Exercise: Every line with the string "Isothermal" should be gathered.

Excerpts from a figure dataset:
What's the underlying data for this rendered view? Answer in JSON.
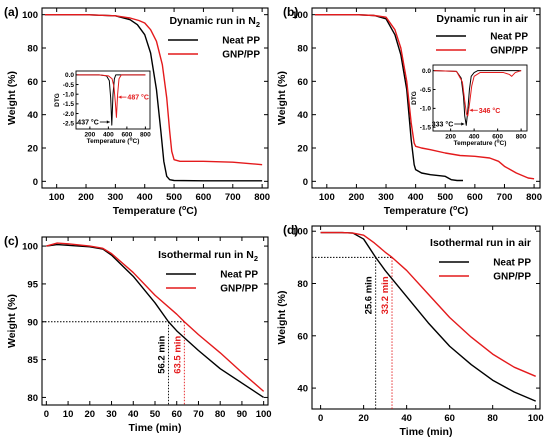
{
  "chart_data": [
    {
      "panel": "(a)",
      "type": "line",
      "title": "Dynamic run in N",
      "title_sub": "2",
      "xlabel": "Temperature (",
      "xlabel_deg": "o",
      "xlabel_unit": "C)",
      "ylabel": "Weight (%)",
      "xlim": [
        50,
        820
      ],
      "ylim": [
        -4,
        104
      ],
      "xticks": [
        100,
        200,
        300,
        400,
        500,
        600,
        700,
        800
      ],
      "yticks": [
        0,
        20,
        40,
        60,
        80,
        100
      ],
      "legend_position": "right",
      "series": [
        {
          "name": "Neat PP",
          "color": "#000000",
          "x": [
            60,
            200,
            300,
            350,
            375,
            400,
            420,
            440,
            455,
            465,
            475,
            485,
            500,
            600,
            700,
            800
          ],
          "y": [
            100,
            100,
            99.3,
            97,
            94,
            88,
            77,
            55,
            30,
            12,
            3,
            1,
            0.5,
            0.3,
            0.3,
            0.3
          ]
        },
        {
          "name": "GNP/PP",
          "color": "#e41a1c",
          "x": [
            60,
            200,
            300,
            350,
            380,
            400,
            420,
            440,
            460,
            475,
            485,
            492,
            500,
            520,
            600,
            700,
            800
          ],
          "y": [
            100,
            100,
            99.3,
            98,
            96.5,
            95,
            91,
            84,
            70,
            50,
            30,
            18,
            13,
            12,
            12,
            11.5,
            10
          ]
        }
      ],
      "inset": {
        "ylabel": "DTG",
        "xlabel": "Temperature (",
        "xlabel_deg": "o",
        "xlabel_unit": "C)",
        "xlim": [
          50,
          850
        ],
        "ylim": [
          -2.8,
          0.2
        ],
        "xticks": [
          200,
          400,
          600,
          800
        ],
        "yticks": [
          0.0,
          -0.5,
          -1.0,
          -1.5,
          -2.0,
          -2.5
        ],
        "ytick_labels": [
          "0.0",
          "-0.5",
          "-1.0",
          "-1.5",
          "-2.0",
          "-2.5"
        ],
        "series": [
          {
            "name": "Neat PP",
            "color": "#000000",
            "x": [
              60,
              300,
              380,
              410,
              425,
              437,
              450,
              465,
              480,
              520,
              800
            ],
            "y": [
              0,
              0,
              -0.05,
              -0.3,
              -1.2,
              -2.6,
              -1.0,
              -0.2,
              0,
              0,
              0
            ]
          },
          {
            "name": "GNP/PP",
            "color": "#e41a1c",
            "x": [
              60,
              300,
              400,
              440,
              460,
              475,
              487,
              500,
              515,
              540,
              800
            ],
            "y": [
              0,
              0,
              -0.05,
              -0.2,
              -0.6,
              -1.4,
              -2.2,
              -1.0,
              -0.2,
              0,
              0
            ]
          }
        ],
        "annotations": [
          {
            "text": "437",
            "unit": "C",
            "x": 437,
            "color": "#000000"
          },
          {
            "text": "487",
            "unit": "C",
            "x": 487,
            "color": "#e41a1c"
          }
        ]
      }
    },
    {
      "panel": "(b)",
      "type": "line",
      "title": "Dynamic run in air",
      "xlabel": "Temperature (",
      "xlabel_deg": "o",
      "xlabel_unit": "C)",
      "ylabel": "Weight (%)",
      "xlim": [
        50,
        820
      ],
      "ylim": [
        -4,
        104
      ],
      "xticks": [
        100,
        200,
        300,
        400,
        500,
        600,
        700,
        800
      ],
      "yticks": [
        0,
        20,
        40,
        60,
        80,
        100
      ],
      "legend_position": "right",
      "series": [
        {
          "name": "Neat PP",
          "color": "#000000",
          "x": [
            60,
            200,
            260,
            300,
            330,
            350,
            370,
            385,
            395,
            400,
            420,
            450,
            500,
            520,
            540,
            560
          ],
          "y": [
            100,
            100,
            99.5,
            97.5,
            88,
            76,
            55,
            25,
            10,
            7,
            5,
            4,
            3,
            1,
            0.5,
            0.5
          ]
        },
        {
          "name": "GNP/PP",
          "color": "#e41a1c",
          "x": [
            60,
            200,
            260,
            300,
            330,
            350,
            370,
            385,
            395,
            400,
            420,
            450,
            500,
            550,
            600,
            650,
            680,
            700,
            740,
            780,
            800
          ],
          "y": [
            100,
            100,
            99.5,
            98.5,
            91,
            80,
            60,
            35,
            23,
            21,
            20,
            19,
            17,
            15.5,
            15,
            14,
            12,
            9,
            5,
            2,
            1.5
          ]
        }
      ],
      "inset": {
        "ylabel": "DTG",
        "xlabel": "Temperature (",
        "xlabel_deg": "o",
        "xlabel_unit": "C)",
        "xlim": [
          50,
          850
        ],
        "ylim": [
          -1.6,
          0.15
        ],
        "xticks": [
          200,
          400,
          600,
          800
        ],
        "yticks": [
          0.0,
          -0.5,
          -1.0,
          -1.5
        ],
        "ytick_labels": [
          "0.0",
          "-0.5",
          "-1.0",
          "-1.5"
        ],
        "series": [
          {
            "name": "Neat PP",
            "color": "#000000",
            "x": [
              60,
              250,
              290,
              310,
              320,
              333,
              345,
              360,
              375,
              400,
              430,
              800
            ],
            "y": [
              0,
              -0.02,
              -0.2,
              -0.7,
              -1.2,
              -1.45,
              -1.1,
              -0.5,
              -0.15,
              -0.05,
              0,
              0
            ]
          },
          {
            "name": "GNP/PP",
            "color": "#e41a1c",
            "x": [
              60,
              250,
              300,
              320,
              335,
              346,
              360,
              380,
              400,
              450,
              550,
              650,
              700,
              720,
              750,
              800
            ],
            "y": [
              0,
              -0.02,
              -0.3,
              -0.8,
              -1.15,
              -1.2,
              -0.9,
              -0.4,
              -0.15,
              -0.05,
              -0.05,
              -0.05,
              -0.1,
              -0.15,
              -0.05,
              0
            ]
          }
        ],
        "annotations": [
          {
            "text": "333",
            "unit": "C",
            "x": 333,
            "color": "#000000"
          },
          {
            "text": "346",
            "unit": "C",
            "x": 346,
            "color": "#e41a1c"
          }
        ]
      }
    },
    {
      "panel": "(c)",
      "type": "line",
      "title": "Isothermal run in N",
      "title_sub": "2",
      "xlabel": "Time (min)",
      "ylabel": "Weight (%)",
      "xlim": [
        -2,
        102
      ],
      "ylim": [
        79,
        101.2
      ],
      "xticks": [
        0,
        10,
        20,
        30,
        40,
        50,
        60,
        70,
        80,
        90,
        100
      ],
      "yticks": [
        80,
        85,
        90,
        95,
        100
      ],
      "legend_position": "right",
      "series": [
        {
          "name": "Neat PP",
          "color": "#000000",
          "x": [
            0,
            5,
            10,
            20,
            26,
            30,
            40,
            50,
            56.2,
            60,
            70,
            80,
            90,
            100
          ],
          "y": [
            100,
            100.2,
            100.1,
            99.9,
            99.6,
            98.8,
            96,
            92.5,
            90,
            88.8,
            86.2,
            83.8,
            81.9,
            80
          ]
        },
        {
          "name": "GNP/PP",
          "color": "#e41a1c",
          "x": [
            0,
            5,
            10,
            20,
            26,
            30,
            40,
            50,
            60,
            63.5,
            70,
            80,
            90,
            100
          ],
          "y": [
            100,
            100.4,
            100.3,
            100,
            99.7,
            99,
            96.5,
            93.5,
            91,
            90,
            88.3,
            85.9,
            83.3,
            80.8
          ]
        }
      ],
      "reference_level": 90,
      "markers": [
        {
          "label": "56.2 min",
          "x": 56.2,
          "color": "#000000"
        },
        {
          "label": "63.5 min",
          "x": 63.5,
          "color": "#e41a1c"
        }
      ]
    },
    {
      "panel": "(d)",
      "type": "line",
      "title": "Isothermal run in air",
      "xlabel": "Time (min)",
      "ylabel": "Weight (%)",
      "xlim": [
        -4,
        102
      ],
      "ylim": [
        32,
        102
      ],
      "xticks": [
        0,
        20,
        40,
        60,
        80,
        100
      ],
      "yticks": [
        40,
        60,
        80,
        100
      ],
      "legend_position": "right",
      "series": [
        {
          "name": "Neat PP",
          "color": "#000000",
          "x": [
            0,
            10,
            15,
            20,
            25.6,
            30,
            40,
            50,
            60,
            70,
            80,
            90,
            100
          ],
          "y": [
            99.5,
            99.5,
            99.3,
            97,
            90,
            85,
            75,
            65,
            56,
            49,
            43,
            38.5,
            35
          ]
        },
        {
          "name": "GNP/PP",
          "color": "#e41a1c",
          "x": [
            0,
            10,
            15,
            20,
            25,
            30,
            33.2,
            40,
            50,
            60,
            70,
            80,
            90,
            100
          ],
          "y": [
            99.5,
            99.5,
            99.3,
            98.5,
            95.5,
            92,
            90,
            85,
            76,
            67,
            59.5,
            53,
            48,
            44.5
          ]
        }
      ],
      "reference_level": 90,
      "markers": [
        {
          "label": "25.6 min",
          "x": 25.6,
          "color": "#000000"
        },
        {
          "label": "33.2 min",
          "x": 33.2,
          "color": "#e41a1c"
        }
      ]
    }
  ]
}
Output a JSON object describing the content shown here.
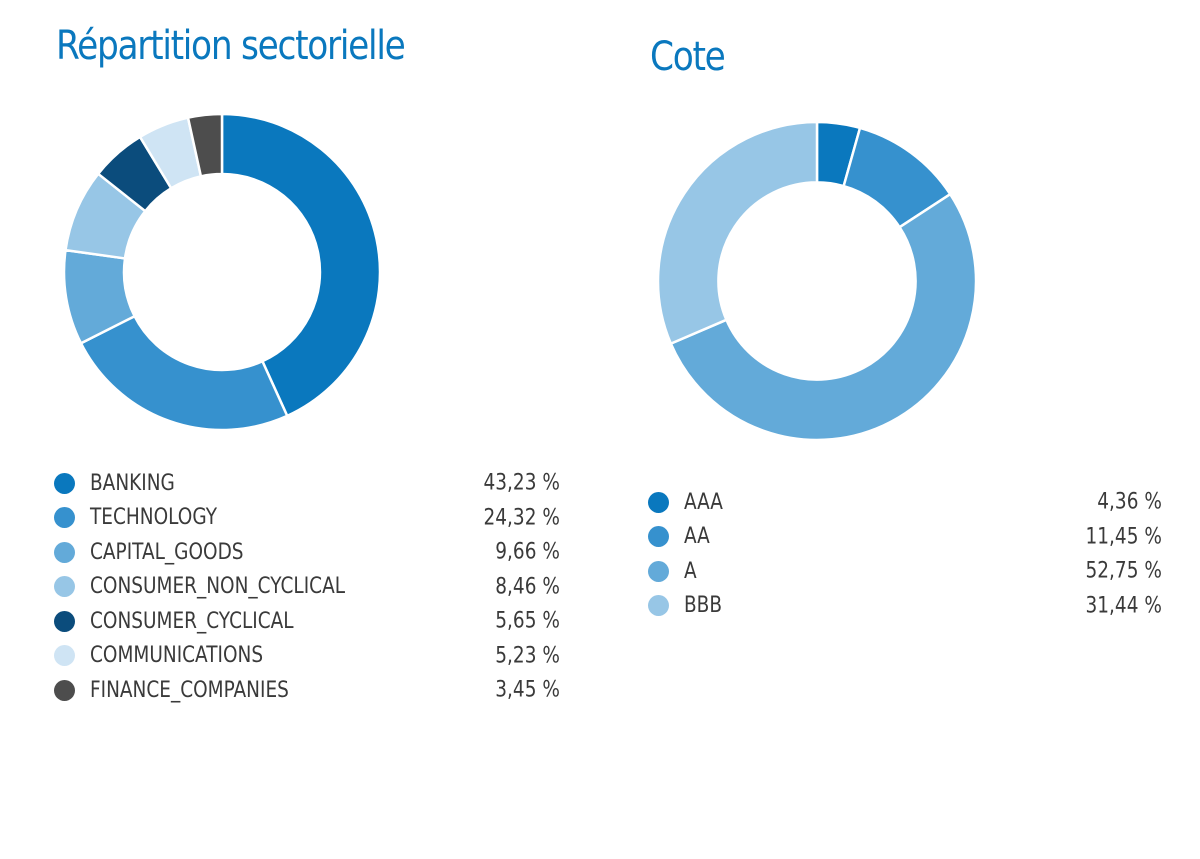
{
  "chart_data": [
    {
      "type": "pie",
      "title": "Répartition sectorielle",
      "categories": [
        "BANKING",
        "TECHNOLOGY",
        "CAPITAL_GOODS",
        "CONSUMER_NON_CYCLICAL",
        "CONSUMER_CYCLICAL",
        "COMMUNICATIONS",
        "FINANCE_COMPANIES"
      ],
      "values": [
        43.23,
        24.32,
        9.66,
        8.46,
        5.65,
        5.23,
        3.45
      ],
      "value_labels": [
        "43,23 %",
        "24,32 %",
        "9,66 %",
        "8,46 %",
        "5,65 %",
        "5,23 %",
        "3,45 %"
      ],
      "colors": [
        "#0a78be",
        "#3691ce",
        "#63aad9",
        "#97c6e6",
        "#0b4c7c",
        "#cfe4f4",
        "#4d4d4d"
      ],
      "donut": true,
      "legend_position": "bottom"
    },
    {
      "type": "pie",
      "title": "Cote",
      "categories": [
        "AAA",
        "AA",
        "A",
        "BBB"
      ],
      "values": [
        4.36,
        11.45,
        52.75,
        31.44
      ],
      "value_labels": [
        "4,36 %",
        "11,45 %",
        "52,75 %",
        "31,44 %"
      ],
      "colors": [
        "#0a78be",
        "#3691ce",
        "#63aad9",
        "#97c6e6"
      ],
      "donut": true,
      "legend_position": "bottom"
    }
  ]
}
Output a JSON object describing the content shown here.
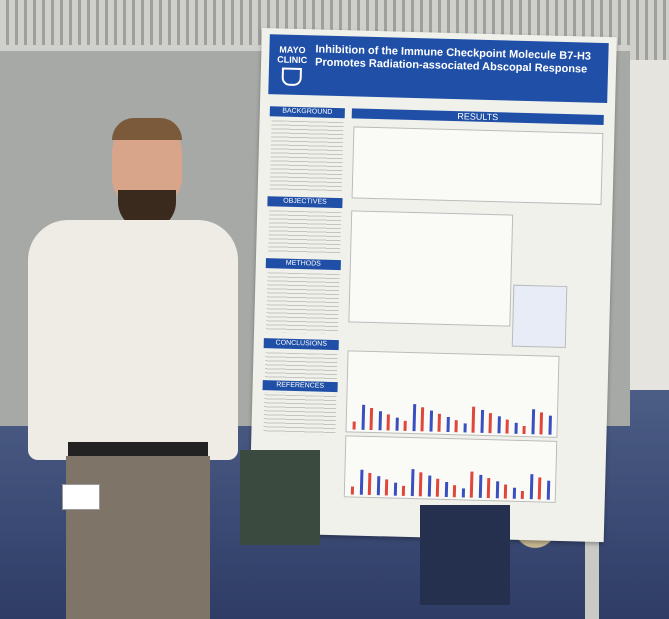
{
  "poster": {
    "logo": "MAYO CLINIC",
    "title_line1": "Inhibition of the Immune Checkpoint Molecule B7-H3",
    "title_line2": "Promotes Radiation-associated Abscopal Response",
    "sections": [
      "BACKGROUND",
      "OBJECTIVES",
      "METHODS",
      "CONCLUSIONS",
      "REFERENCES"
    ],
    "results_label": "RESULTS"
  },
  "colors": {
    "poster_blue": "#1f4fa6",
    "bar_red": "#e0463c",
    "bar_blue": "#3a4fc0"
  }
}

Written reply:
      "title": "Isothermal run in N",
      "title": "Isothermal run in air",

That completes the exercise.